#### [MATERIAL FOR THE TASK]
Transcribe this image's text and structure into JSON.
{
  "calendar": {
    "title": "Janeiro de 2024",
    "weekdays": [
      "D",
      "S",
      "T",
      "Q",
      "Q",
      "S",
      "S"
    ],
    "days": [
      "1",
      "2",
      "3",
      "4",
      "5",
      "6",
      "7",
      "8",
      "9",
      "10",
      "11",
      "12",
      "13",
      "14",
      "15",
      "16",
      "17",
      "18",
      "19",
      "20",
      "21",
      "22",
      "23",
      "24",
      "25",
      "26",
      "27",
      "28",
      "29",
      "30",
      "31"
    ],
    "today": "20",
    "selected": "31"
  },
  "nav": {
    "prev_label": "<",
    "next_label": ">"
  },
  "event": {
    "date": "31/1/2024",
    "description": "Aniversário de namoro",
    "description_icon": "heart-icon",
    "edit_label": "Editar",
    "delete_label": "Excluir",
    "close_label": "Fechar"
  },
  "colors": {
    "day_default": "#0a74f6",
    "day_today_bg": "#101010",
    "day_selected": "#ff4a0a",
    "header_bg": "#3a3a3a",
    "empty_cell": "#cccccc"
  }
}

#### [THE PROBLEM]
Each record must be repeated exactly as it is.

#### [RESULT]
Transcribe this image's text and structure into JSON.
{
  "calendar": {
    "title": "Janeiro de 2024",
    "weekdays": [
      "D",
      "S",
      "T",
      "Q",
      "Q",
      "S",
      "S"
    ],
    "days": [
      "1",
      "2",
      "3",
      "4",
      "5",
      "6",
      "7",
      "8",
      "9",
      "10",
      "11",
      "12",
      "13",
      "14",
      "15",
      "16",
      "17",
      "18",
      "19",
      "20",
      "21",
      "22",
      "23",
      "24",
      "25",
      "26",
      "27",
      "28",
      "29",
      "30",
      "31"
    ],
    "today": "20",
    "selected": "31"
  },
  "nav": {
    "prev_label": "<",
    "next_label": ">"
  },
  "event": {
    "date": "31/1/2024",
    "description": "Aniversário de namoro",
    "description_icon": "heart-icon",
    "edit_label": "Editar",
    "delete_label": "Excluir",
    "close_label": "Fechar"
  },
  "colors": {
    "day_default": "#0a74f6",
    "day_today_bg": "#101010",
    "day_selected": "#ff4a0a",
    "header_bg": "#3a3a3a",
    "empty_cell": "#cccccc"
  }
}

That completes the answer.